Input rows:
──────
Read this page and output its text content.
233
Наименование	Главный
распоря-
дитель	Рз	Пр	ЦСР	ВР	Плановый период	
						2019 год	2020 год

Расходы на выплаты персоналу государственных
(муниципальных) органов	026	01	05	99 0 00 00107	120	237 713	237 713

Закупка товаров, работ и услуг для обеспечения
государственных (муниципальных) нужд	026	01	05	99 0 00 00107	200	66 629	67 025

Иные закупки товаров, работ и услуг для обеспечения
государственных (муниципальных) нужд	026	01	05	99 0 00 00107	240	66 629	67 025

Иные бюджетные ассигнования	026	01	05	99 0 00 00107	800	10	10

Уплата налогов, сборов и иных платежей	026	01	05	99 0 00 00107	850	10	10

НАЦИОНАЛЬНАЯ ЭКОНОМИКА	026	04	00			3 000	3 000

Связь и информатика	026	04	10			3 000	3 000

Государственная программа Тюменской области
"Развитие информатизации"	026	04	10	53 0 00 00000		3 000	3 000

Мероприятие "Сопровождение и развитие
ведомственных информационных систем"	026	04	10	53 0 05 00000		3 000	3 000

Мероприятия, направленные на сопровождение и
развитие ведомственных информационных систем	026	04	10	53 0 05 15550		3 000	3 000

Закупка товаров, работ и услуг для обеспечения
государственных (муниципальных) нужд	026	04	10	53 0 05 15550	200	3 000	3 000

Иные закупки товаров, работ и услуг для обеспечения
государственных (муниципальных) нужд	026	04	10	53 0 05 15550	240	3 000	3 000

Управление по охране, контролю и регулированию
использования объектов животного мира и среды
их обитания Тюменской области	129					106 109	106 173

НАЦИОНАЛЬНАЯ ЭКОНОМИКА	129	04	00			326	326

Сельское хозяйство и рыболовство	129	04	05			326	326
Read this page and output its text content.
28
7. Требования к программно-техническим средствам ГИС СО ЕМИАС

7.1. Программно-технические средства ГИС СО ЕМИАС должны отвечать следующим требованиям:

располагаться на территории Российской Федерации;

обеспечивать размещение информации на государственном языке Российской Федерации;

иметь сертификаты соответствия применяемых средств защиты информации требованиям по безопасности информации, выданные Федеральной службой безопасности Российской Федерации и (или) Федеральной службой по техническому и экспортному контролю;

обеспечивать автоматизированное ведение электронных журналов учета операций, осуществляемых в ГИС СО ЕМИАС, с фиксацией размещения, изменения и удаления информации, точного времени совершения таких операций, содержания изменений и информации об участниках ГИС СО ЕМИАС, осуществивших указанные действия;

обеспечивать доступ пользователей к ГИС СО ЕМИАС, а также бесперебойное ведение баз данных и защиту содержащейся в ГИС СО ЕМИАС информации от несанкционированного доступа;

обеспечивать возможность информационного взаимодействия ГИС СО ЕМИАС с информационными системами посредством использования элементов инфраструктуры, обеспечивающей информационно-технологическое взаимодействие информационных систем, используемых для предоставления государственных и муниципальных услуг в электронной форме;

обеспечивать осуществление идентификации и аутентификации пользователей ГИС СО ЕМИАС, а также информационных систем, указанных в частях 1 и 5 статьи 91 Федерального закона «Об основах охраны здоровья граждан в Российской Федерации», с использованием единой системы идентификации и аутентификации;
──────
What you are asked to do: In the lines above, find each one with "НАЦИОНАЛЬНАЯ" and list it.

Exercise result:
НАЦИОНАЛЬНАЯ ЭКОНОМИКА	026	04	00			3 000	3 000
НАЦИОНАЛЬНАЯ ЭКОНОМИКА	129	04	00			326	326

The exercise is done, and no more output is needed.